- [Work required] Show only lines that include "from".

:::::

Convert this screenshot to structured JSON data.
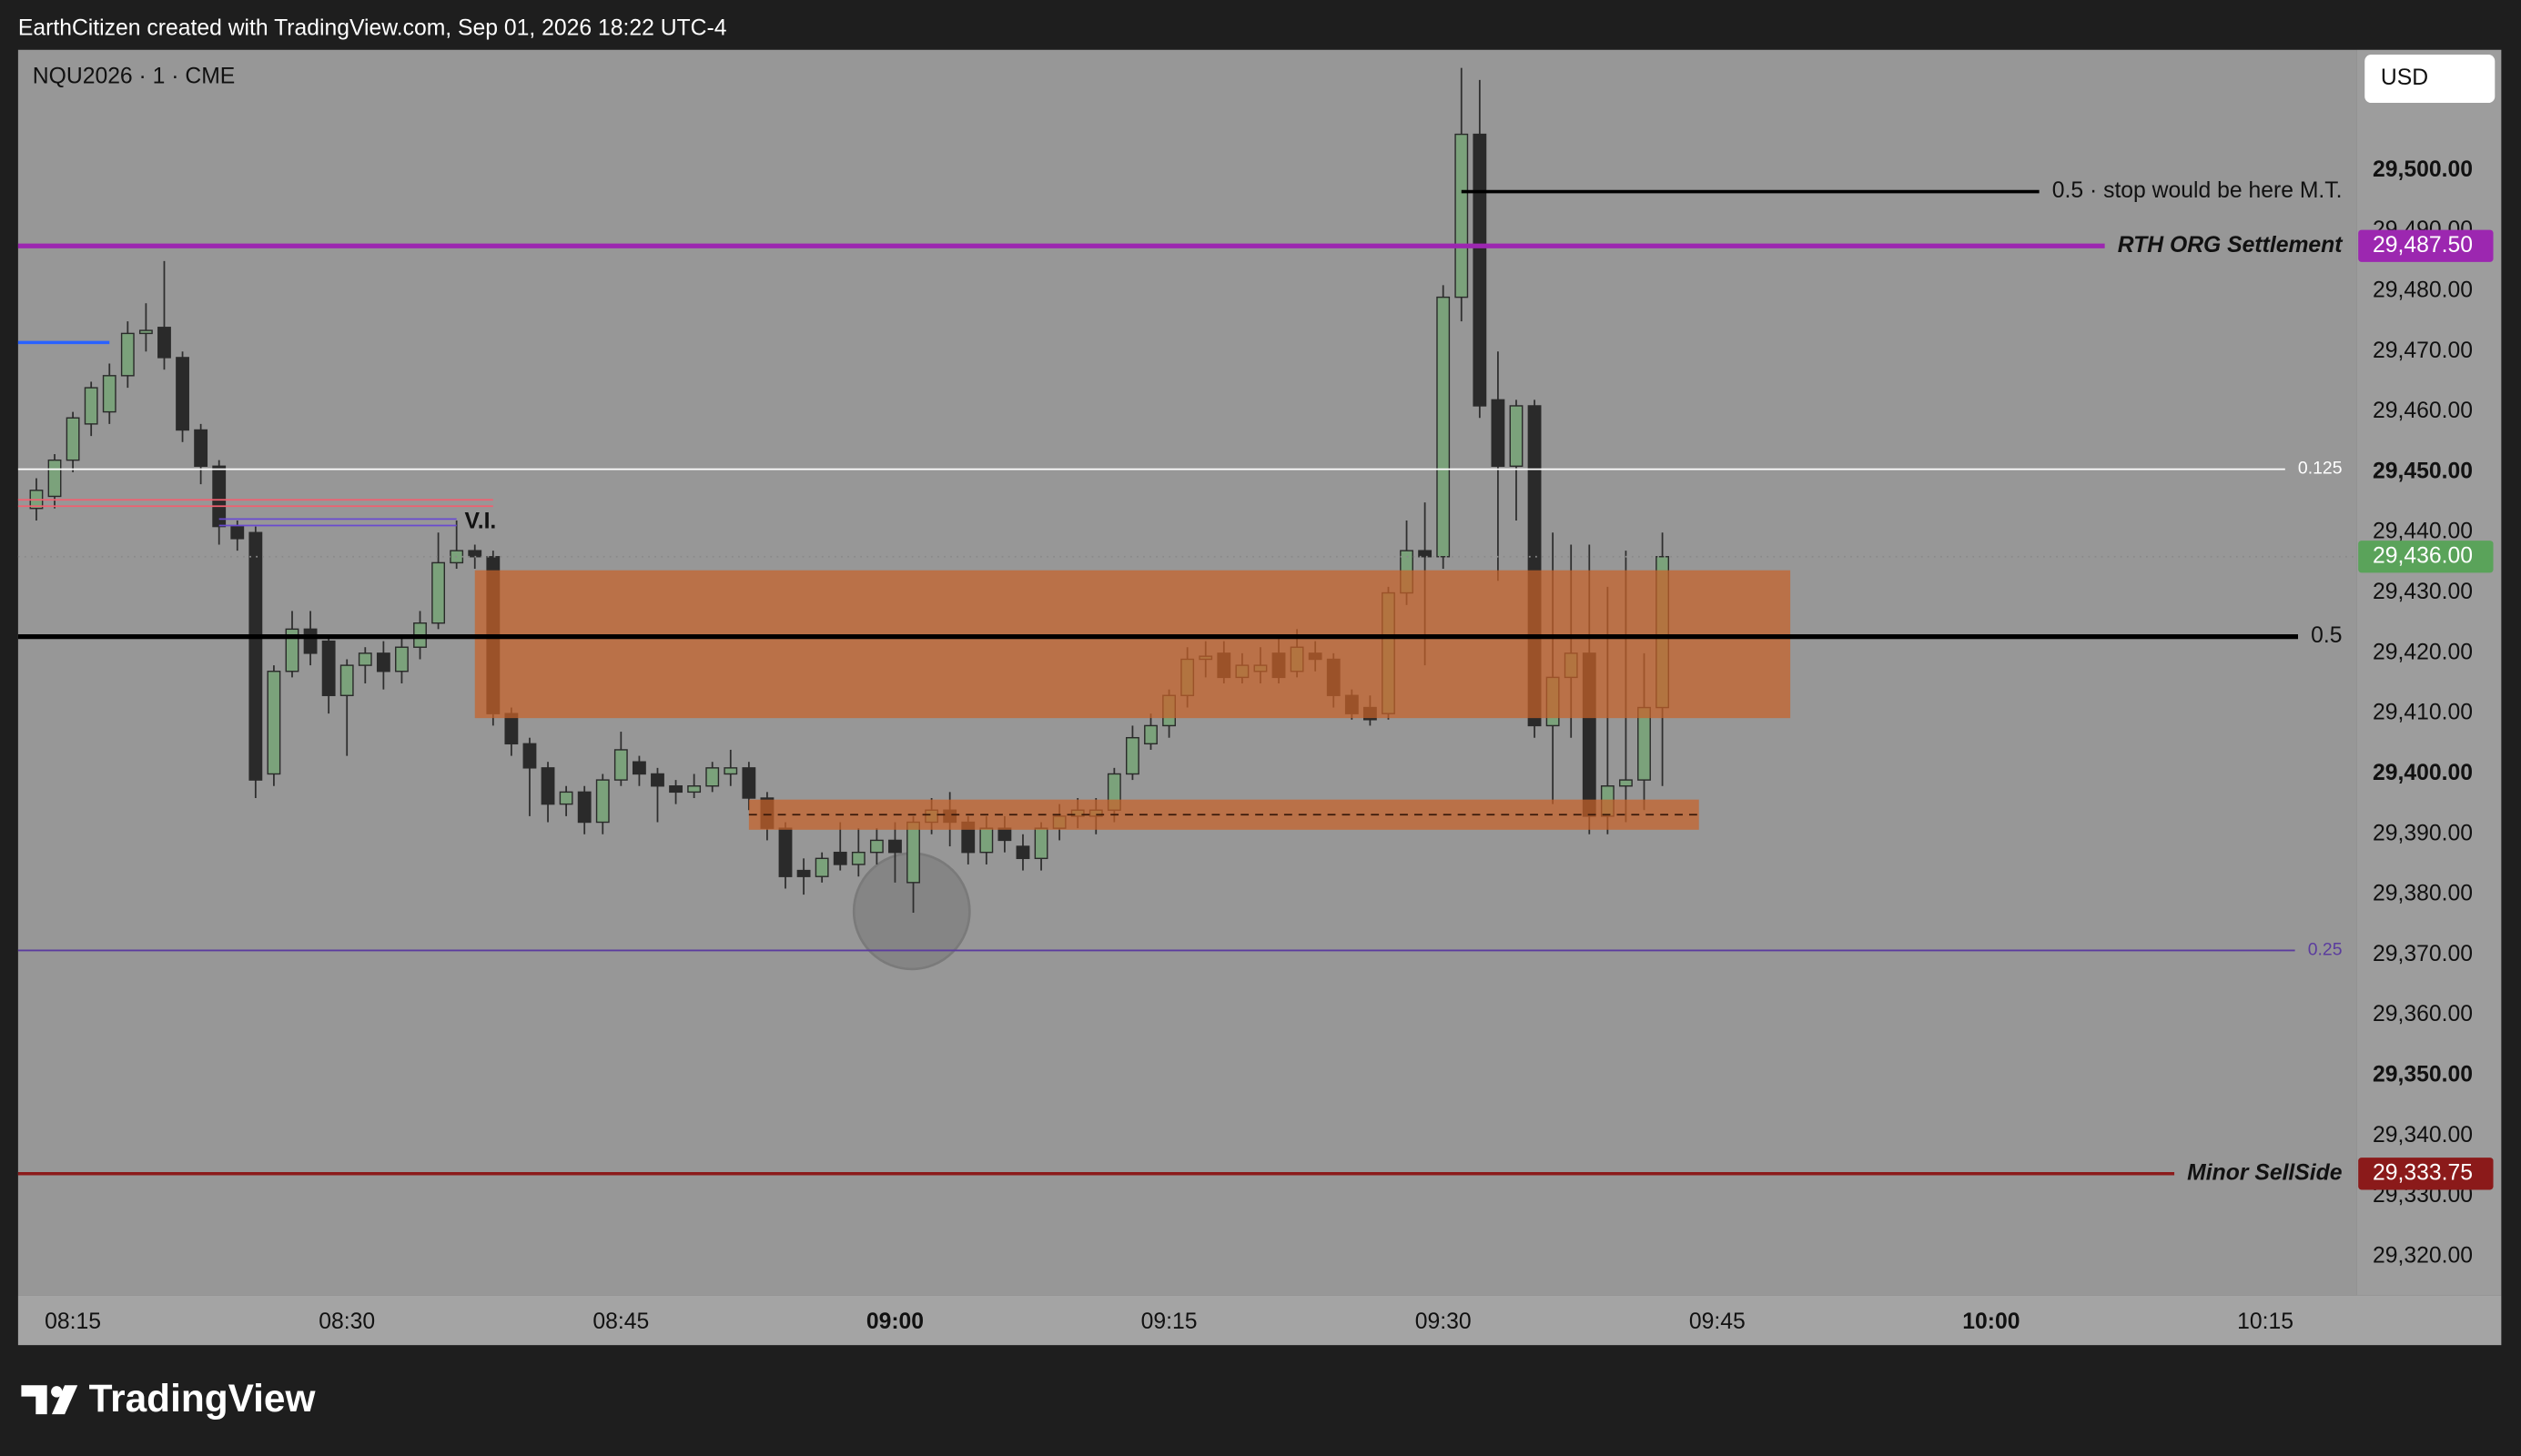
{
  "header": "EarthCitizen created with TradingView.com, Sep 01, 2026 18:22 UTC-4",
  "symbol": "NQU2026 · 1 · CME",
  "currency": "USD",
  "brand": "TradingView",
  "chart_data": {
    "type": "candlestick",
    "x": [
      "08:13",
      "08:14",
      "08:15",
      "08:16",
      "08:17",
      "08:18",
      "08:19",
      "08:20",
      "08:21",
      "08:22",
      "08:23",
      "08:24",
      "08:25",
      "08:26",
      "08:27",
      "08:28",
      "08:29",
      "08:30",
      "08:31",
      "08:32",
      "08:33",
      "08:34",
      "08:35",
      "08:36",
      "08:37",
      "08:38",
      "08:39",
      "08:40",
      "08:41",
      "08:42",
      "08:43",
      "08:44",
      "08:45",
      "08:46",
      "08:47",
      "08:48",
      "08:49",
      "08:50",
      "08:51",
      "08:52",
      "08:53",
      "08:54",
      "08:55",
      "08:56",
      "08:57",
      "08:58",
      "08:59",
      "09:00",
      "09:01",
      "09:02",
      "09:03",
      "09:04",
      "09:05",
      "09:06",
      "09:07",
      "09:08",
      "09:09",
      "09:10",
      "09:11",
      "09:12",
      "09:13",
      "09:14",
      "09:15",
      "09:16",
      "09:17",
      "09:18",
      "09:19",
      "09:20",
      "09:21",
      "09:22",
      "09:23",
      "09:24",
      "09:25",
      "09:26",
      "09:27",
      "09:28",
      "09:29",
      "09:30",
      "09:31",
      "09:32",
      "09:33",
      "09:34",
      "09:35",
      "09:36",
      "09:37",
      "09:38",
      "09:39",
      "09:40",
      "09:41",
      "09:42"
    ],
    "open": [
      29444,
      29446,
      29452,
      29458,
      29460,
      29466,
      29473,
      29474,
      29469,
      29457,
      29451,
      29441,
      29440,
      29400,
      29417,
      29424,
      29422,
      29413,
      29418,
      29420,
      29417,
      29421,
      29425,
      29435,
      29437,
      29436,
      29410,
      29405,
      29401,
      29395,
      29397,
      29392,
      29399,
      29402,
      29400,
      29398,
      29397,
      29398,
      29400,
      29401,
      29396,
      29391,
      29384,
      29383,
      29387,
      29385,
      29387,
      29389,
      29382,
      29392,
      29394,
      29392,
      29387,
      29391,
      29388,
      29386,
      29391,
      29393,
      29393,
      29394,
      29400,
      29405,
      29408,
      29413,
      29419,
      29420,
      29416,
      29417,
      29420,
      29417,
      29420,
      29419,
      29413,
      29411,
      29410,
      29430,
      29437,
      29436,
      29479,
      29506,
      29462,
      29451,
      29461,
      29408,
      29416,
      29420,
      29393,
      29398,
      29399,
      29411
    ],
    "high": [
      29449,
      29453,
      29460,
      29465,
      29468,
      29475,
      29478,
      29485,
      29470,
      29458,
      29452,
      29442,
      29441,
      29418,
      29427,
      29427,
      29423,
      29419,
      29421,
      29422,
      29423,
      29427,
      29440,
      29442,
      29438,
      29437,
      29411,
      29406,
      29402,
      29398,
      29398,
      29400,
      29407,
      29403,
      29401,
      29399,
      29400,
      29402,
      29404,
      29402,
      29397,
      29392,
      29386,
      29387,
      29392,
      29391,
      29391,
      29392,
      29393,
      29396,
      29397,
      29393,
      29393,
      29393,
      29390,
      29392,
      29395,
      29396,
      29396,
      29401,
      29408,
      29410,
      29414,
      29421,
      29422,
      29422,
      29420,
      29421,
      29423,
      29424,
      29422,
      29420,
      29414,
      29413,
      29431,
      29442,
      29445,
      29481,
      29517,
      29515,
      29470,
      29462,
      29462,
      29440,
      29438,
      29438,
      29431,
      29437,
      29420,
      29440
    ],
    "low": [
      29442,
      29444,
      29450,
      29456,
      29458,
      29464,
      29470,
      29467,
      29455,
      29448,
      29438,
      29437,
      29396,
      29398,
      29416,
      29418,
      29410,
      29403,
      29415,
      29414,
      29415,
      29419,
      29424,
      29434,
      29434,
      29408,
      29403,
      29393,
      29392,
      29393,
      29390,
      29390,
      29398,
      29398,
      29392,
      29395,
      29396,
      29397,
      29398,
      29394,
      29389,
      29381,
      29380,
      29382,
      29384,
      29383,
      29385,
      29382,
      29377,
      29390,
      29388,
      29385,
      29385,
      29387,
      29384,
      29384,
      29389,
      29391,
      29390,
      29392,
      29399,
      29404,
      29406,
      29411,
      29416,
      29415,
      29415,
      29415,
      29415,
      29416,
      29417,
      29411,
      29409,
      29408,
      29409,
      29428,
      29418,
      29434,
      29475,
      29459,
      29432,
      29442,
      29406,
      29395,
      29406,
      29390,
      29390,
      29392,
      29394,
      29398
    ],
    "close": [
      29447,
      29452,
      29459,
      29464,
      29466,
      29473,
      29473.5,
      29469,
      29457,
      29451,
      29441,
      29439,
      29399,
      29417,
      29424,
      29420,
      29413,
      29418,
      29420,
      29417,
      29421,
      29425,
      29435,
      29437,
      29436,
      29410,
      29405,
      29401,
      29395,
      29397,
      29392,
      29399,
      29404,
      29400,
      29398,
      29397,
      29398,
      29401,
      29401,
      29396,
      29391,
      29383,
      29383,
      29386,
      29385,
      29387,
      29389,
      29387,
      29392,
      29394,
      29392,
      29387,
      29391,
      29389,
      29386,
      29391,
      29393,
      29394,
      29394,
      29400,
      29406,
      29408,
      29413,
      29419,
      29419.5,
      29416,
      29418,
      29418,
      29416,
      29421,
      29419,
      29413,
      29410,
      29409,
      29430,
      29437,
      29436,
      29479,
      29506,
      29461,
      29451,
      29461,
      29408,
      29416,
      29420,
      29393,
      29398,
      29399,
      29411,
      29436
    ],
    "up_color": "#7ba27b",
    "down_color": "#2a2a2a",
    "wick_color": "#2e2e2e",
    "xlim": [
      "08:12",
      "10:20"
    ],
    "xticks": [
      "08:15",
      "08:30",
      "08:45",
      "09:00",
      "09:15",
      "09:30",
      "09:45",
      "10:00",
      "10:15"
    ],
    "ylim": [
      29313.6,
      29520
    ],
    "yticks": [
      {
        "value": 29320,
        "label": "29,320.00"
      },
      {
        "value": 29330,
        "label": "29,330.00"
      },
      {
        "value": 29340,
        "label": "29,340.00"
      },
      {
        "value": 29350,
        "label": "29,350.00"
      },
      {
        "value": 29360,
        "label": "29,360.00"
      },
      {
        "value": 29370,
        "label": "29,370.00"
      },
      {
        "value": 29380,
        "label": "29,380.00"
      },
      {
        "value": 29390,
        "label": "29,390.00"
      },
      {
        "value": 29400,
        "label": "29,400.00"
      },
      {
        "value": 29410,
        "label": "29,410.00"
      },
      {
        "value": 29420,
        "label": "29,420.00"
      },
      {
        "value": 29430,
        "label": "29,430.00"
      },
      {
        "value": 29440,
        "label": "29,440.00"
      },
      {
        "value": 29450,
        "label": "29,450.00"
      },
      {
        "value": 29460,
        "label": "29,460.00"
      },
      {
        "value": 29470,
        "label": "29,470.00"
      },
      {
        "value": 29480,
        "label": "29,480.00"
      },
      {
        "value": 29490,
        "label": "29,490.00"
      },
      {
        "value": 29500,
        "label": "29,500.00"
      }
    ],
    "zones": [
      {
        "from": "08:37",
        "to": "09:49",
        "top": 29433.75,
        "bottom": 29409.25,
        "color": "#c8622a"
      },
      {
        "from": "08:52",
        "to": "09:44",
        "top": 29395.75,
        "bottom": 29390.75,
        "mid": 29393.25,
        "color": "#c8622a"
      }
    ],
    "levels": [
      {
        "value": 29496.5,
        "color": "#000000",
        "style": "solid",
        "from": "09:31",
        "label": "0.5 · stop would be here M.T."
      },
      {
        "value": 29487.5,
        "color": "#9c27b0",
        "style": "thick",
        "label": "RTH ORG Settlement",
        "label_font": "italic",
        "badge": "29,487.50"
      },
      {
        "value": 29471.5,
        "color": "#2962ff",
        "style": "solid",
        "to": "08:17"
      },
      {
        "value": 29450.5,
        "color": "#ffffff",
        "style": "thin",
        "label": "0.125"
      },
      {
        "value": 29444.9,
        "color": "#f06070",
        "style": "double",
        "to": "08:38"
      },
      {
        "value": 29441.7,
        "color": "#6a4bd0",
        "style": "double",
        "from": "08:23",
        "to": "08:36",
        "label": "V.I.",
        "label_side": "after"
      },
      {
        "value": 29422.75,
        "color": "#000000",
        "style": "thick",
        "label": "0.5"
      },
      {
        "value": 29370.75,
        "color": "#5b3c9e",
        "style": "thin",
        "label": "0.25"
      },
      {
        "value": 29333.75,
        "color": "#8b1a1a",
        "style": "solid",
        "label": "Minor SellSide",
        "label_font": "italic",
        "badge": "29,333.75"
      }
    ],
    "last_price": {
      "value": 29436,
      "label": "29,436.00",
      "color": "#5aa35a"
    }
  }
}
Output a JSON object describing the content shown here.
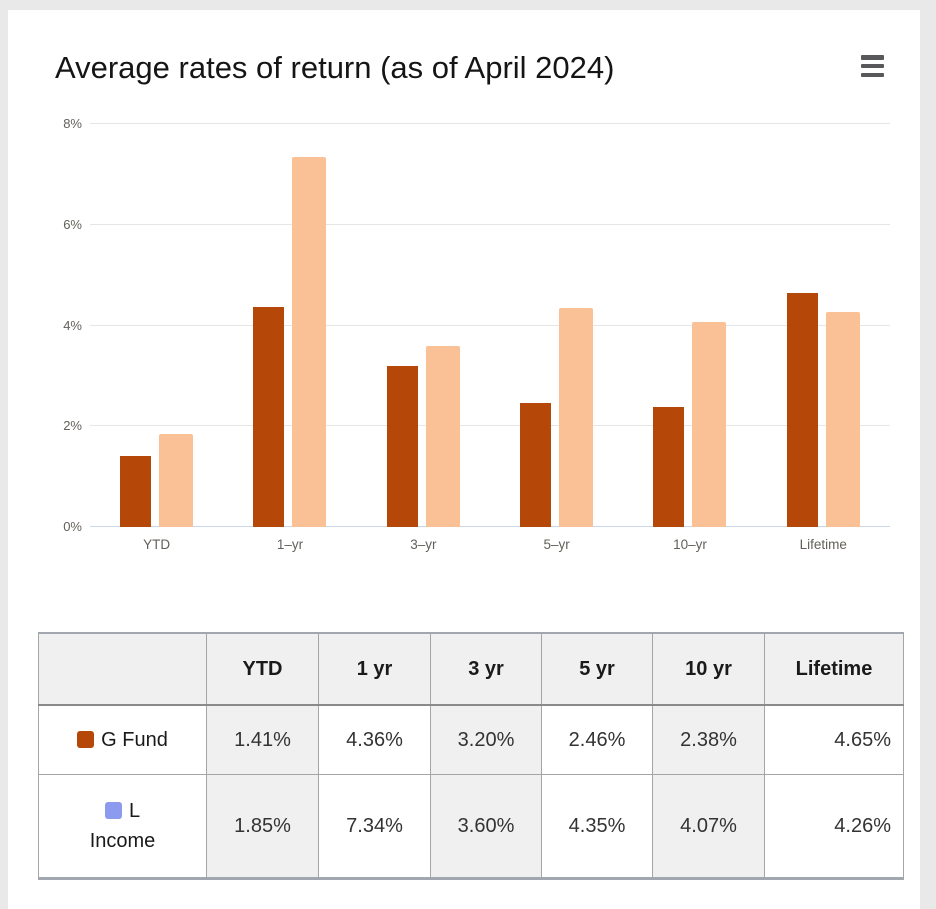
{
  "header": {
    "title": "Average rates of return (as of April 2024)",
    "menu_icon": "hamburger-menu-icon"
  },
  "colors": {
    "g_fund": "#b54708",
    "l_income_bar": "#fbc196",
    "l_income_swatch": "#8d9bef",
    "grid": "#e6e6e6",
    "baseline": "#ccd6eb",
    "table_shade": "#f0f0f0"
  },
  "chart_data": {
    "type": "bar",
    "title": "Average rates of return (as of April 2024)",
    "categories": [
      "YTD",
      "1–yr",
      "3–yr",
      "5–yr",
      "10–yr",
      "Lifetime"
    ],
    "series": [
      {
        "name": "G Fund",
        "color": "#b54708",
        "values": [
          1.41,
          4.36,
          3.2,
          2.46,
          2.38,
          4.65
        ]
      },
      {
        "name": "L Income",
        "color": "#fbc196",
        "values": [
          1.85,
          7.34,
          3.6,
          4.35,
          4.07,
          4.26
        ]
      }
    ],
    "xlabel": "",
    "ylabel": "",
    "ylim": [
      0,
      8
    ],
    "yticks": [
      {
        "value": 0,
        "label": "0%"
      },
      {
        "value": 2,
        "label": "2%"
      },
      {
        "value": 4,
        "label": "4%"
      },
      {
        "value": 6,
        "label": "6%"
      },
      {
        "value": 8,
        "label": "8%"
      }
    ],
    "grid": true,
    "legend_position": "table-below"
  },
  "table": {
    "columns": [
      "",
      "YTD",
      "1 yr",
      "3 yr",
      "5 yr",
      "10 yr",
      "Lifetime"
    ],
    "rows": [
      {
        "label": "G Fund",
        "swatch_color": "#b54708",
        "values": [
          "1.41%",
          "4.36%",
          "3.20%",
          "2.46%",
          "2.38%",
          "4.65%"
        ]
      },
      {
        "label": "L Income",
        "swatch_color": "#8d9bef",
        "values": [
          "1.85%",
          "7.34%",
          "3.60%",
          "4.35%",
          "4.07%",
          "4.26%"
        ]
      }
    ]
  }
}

:::::

- [Reply to the task]
        "from": "08:37",
        "from": "08:52",
        "from": "09:31",
        "from": "08:23",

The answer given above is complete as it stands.